[start]
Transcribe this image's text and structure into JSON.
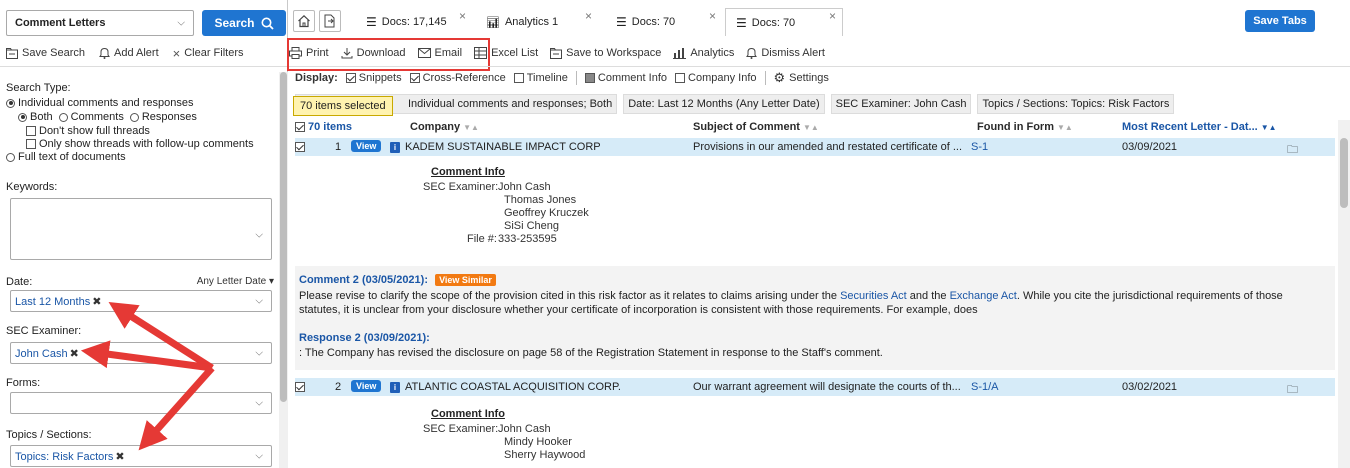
{
  "search": {
    "collection": "Comment Letters",
    "button_label": "Search"
  },
  "sidebar_toolbar": {
    "save_search": "Save Search",
    "add_alert": "Add Alert",
    "clear_filters": "Clear Filters"
  },
  "search_type": {
    "label": "Search Type:",
    "options": {
      "individual": "Individual comments and responses",
      "both": "Both",
      "comments": "Comments",
      "responses": "Responses",
      "dont_show_threads": "Don't show full threads",
      "only_followup": "Only show threads with follow-up comments",
      "full_text": "Full text of documents"
    }
  },
  "keywords": {
    "label": "Keywords:"
  },
  "date": {
    "label": "Date:",
    "mode": "Any Letter Date",
    "value": "Last 12 Months"
  },
  "examiner": {
    "label": "SEC Examiner:",
    "value": "John Cash"
  },
  "forms": {
    "label": "Forms:"
  },
  "topics": {
    "label": "Topics / Sections:",
    "value": "Topics: Risk Factors"
  },
  "tabs": [
    {
      "label": "Docs: 17,145"
    },
    {
      "label": "Analytics 1"
    },
    {
      "label": "Docs: 70"
    },
    {
      "label": "Docs: 70"
    }
  ],
  "save_tabs": "Save Tabs",
  "main_toolbar": {
    "print": "Print",
    "download": "Download",
    "email": "Email",
    "excel": "Excel List",
    "save_workspace": "Save to Workspace",
    "analytics": "Analytics",
    "dismiss": "Dismiss Alert"
  },
  "display": {
    "label": "Display:",
    "snippets": "Snippets",
    "cross_reference": "Cross-Reference",
    "timeline": "Timeline",
    "comment_info": "Comment Info",
    "company_info": "Company Info",
    "settings": "Settings"
  },
  "filters": {
    "selected_badge": "70 items selected",
    "chip1": "Individual comments and responses; Both",
    "chip2": "Date: Last 12 Months (Any Letter Date)",
    "chip3": "SEC Examiner: John Cash",
    "chip4": "Topics / Sections: Topics: Risk Factors"
  },
  "grid": {
    "count": "70 items",
    "col_company": "Company",
    "col_subject": "Subject of Comment",
    "col_form": "Found in Form",
    "col_date": "Most Recent Letter - Dat..."
  },
  "rows": [
    {
      "num": "1",
      "view": "View",
      "company": "KADEM SUSTAINABLE IMPACT CORP",
      "subject": "Provisions in our amended and restated certificate of ...",
      "form": "S-1",
      "date": "03/09/2021",
      "info": {
        "title": "Comment Info",
        "examiner_label": "SEC Examiner:",
        "examiners": [
          "John Cash",
          "Thomas Jones",
          "Geoffrey Kruczek",
          "SiSi Cheng"
        ],
        "file_label": "File #:",
        "file": "333-253595"
      }
    },
    {
      "num": "2",
      "view": "View",
      "company": "ATLANTIC COASTAL ACQUISITION CORP.",
      "subject": "Our warrant agreement will designate the courts of th...",
      "form": "S-1/A",
      "date": "03/02/2021",
      "info": {
        "title": "Comment Info",
        "examiner_label": "SEC Examiner:",
        "examiners": [
          "John Cash",
          "Mindy Hooker",
          "Sherry Haywood"
        ]
      }
    }
  ],
  "comment": {
    "title": "Comment 2 (03/05/2021):",
    "view_similar": "View Similar",
    "text_a": "Please revise to clarify the scope of the provision cited in this risk factor as it relates to claims arising under the ",
    "link1": "Securities Act",
    "text_b": " and the ",
    "link2": "Exchange Act",
    "text_c": ". While you cite the jurisdictional requirements of those",
    "text_line2": "statutes, it is unclear from your disclosure whether your certificate of incorporation is consistent with those requirements. For example, does",
    "response_title": "Response 2 (03/09/2021):",
    "response_text": ": The Company has revised the disclosure on page 58 of the Registration Statement in response to the Staff's comment."
  },
  "colors": {
    "accent": "#1f75d1",
    "row_highlight": "#d6ebf8",
    "annotation_red": "#e53935",
    "view_similar": "#f27a12"
  }
}
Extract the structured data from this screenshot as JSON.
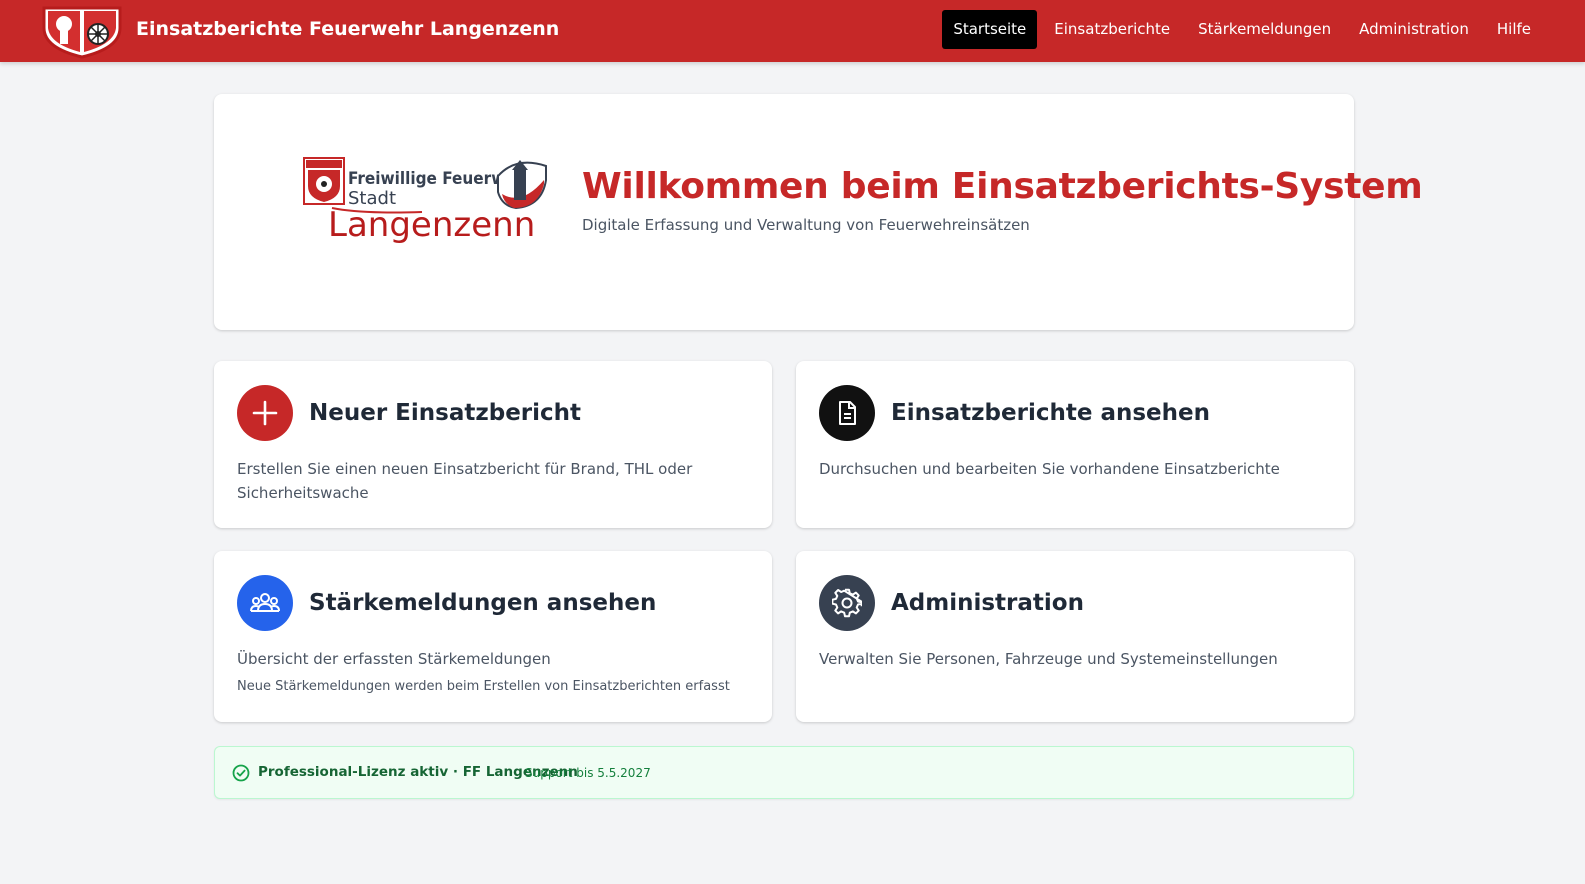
{
  "header": {
    "title": "Einsatzberichte Feuerwehr Langenzenn",
    "nav": [
      {
        "label": "Startseite",
        "active": true
      },
      {
        "label": "Einsatzberichte",
        "active": false
      },
      {
        "label": "Stärkemeldungen",
        "active": false
      },
      {
        "label": "Administration",
        "active": false
      },
      {
        "label": "Hilfe",
        "active": false
      }
    ]
  },
  "hero": {
    "logo": {
      "line1": "Freiwillige Feuerwehr",
      "line2": "Stadt",
      "line3": "Langenzenn"
    },
    "title": "Willkommen beim Einsatzberichts-System",
    "subtitle": "Digitale Erfassung und Verwaltung von Feuerwehreinsätzen"
  },
  "tiles": [
    {
      "title": "Neuer Einsatzbericht",
      "description": "Erstellen Sie einen neuen Einsatzbericht für Brand, THL oder Sicherheitswache",
      "icon": "plus-icon",
      "color": "#c62828"
    },
    {
      "title": "Einsatzberichte ansehen",
      "description": "Durchsuchen und bearbeiten Sie vorhandene Einsatzberichte",
      "icon": "document-icon",
      "color": "#111111"
    },
    {
      "title": "Stärkemeldungen ansehen",
      "description": "Übersicht der erfassten Stärkemeldungen",
      "note": "Neue Stärkemeldungen werden beim Erstellen von Einsatzberichten erfasst",
      "icon": "users-icon",
      "color": "#2563eb"
    },
    {
      "title": "Administration",
      "description": "Verwalten Sie Personen, Fahrzeuge und Systemeinstellungen",
      "icon": "gear-icon",
      "color": "#374151"
    }
  ],
  "license": {
    "text": "Professional-Lizenz aktiv · FF Langenzenn",
    "support": "Support bis 5.5.2027",
    "icon": "check-circle-icon"
  },
  "colors": {
    "brand": "#c62828",
    "background": "#f3f4f6",
    "success": "#166534"
  }
}
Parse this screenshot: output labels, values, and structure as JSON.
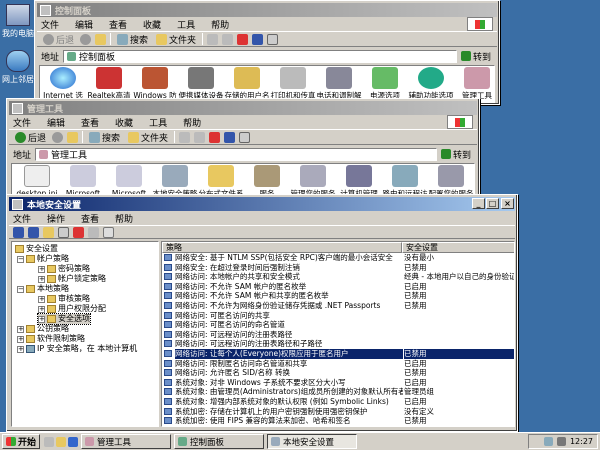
{
  "desktop": {
    "icons": [
      {
        "label": "我的电脑"
      },
      {
        "label": "网上邻居"
      }
    ]
  },
  "win1": {
    "title": "控制面板",
    "menu": [
      "文件",
      "编辑",
      "查看",
      "收藏",
      "工具",
      "帮助"
    ],
    "toolbar": {
      "back": "后退",
      "search": "搜索",
      "folders": "文件夹"
    },
    "address": {
      "label": "地址",
      "value": "控制面板",
      "go": "转到"
    },
    "icons": [
      "Internet 选项",
      "Realtek高清晰音频配置",
      "Windows 防火墙",
      "便携媒体设备",
      "存储的用户名和密码",
      "打印机和传真",
      "电话和调制解调器选项",
      "电源选项",
      "辅助功能选项",
      "管理工具"
    ]
  },
  "win2": {
    "title": "管理工具",
    "menu": [
      "文件",
      "编辑",
      "查看",
      "收藏",
      "工具",
      "帮助"
    ],
    "toolbar": {
      "back": "后退",
      "search": "搜索",
      "folders": "文件夹"
    },
    "address": {
      "label": "地址",
      "value": "管理工具",
      "go": "转到"
    },
    "icons": [
      "desktop.ini",
      "Microsoft .NET F...",
      "Microsoft .NET F...",
      "本地安全策略",
      "分布式文件系统",
      "服务",
      "管理您的服务器",
      "计算机管理",
      "路由和远程访问",
      "配置您的服务器向导"
    ]
  },
  "win3": {
    "title": "本地安全设置",
    "menu": [
      "文件",
      "操作",
      "查看",
      "帮助"
    ],
    "tree": [
      "安全设置",
      "帐户策略",
      "密码策略",
      "帐户锁定策略",
      "本地策略",
      "审核策略",
      "用户权限分配",
      "安全选项",
      "公钥策略",
      "软件限制策略",
      "IP 安全策略，在 本地计算机"
    ],
    "columns": {
      "policy": "策略",
      "setting": "安全设置"
    },
    "rows": [
      {
        "p": "网络安全: 基于 NTLM SSP(包括安全 RPC)客户端的最小会话安全",
        "s": "没有最小"
      },
      {
        "p": "网络安全: 在超过登录时间后强制注销",
        "s": "已禁用"
      },
      {
        "p": "网络访问: 本地帐户的共享和安全模式",
        "s": "经典 - 本地用户以自己的身份验证"
      },
      {
        "p": "网络访问: 不允许 SAM 帐户的匿名枚举",
        "s": "已启用"
      },
      {
        "p": "网络访问: 不允许 SAM 帐户和共享的匿名枚举",
        "s": "已禁用"
      },
      {
        "p": "网络访问: 不允许为网络身份验证储存凭据或 .NET Passports",
        "s": "已禁用"
      },
      {
        "p": "网络访问: 可匿名访问的共享",
        "s": ""
      },
      {
        "p": "网络访问: 可匿名访问的命名管道",
        "s": ""
      },
      {
        "p": "网络访问: 可远程访问的注册表路径",
        "s": ""
      },
      {
        "p": "网络访问: 可远程访问的注册表路径和子路径",
        "s": ""
      },
      {
        "p": "网络访问: 让每个人(Everyone)权限应用于匿名用户",
        "s": "已禁用"
      },
      {
        "p": "网络访问: 限制匿名访问命名管道和共享",
        "s": "已启用"
      },
      {
        "p": "网络访问: 允许匿名 SID/名称 转换",
        "s": "已禁用"
      },
      {
        "p": "系统对象: 对非 Windows 子系统不要求区分大小写",
        "s": "已启用"
      },
      {
        "p": "系统对象: 由管理员(Administrators)组成员所创建的对象默认所有者",
        "s": "管理员组"
      },
      {
        "p": "系统对象: 增强内部系统对象的默认权限 (例如 Symbolic Links)",
        "s": "已启用"
      },
      {
        "p": "系统加密: 存储在计算机上的用户密钥强制使用强密钥保护",
        "s": "没有定义"
      },
      {
        "p": "系统加密: 使用 FIPS 兼容的算法来加密、哈希和签名",
        "s": "已禁用"
      },
      {
        "p": "系统设置: 可选子系统",
        "s": "Posix"
      }
    ],
    "selected_row": 10
  },
  "taskbar": {
    "start": "开始",
    "tasks": [
      "管理工具",
      "控制面板",
      "本地安全设置"
    ],
    "active": 2,
    "clock": "12:27"
  }
}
[end]
■ **What you will do**: Only the number is wanted: how many lines above include the word "threads"?

■ **Expected answer**: 2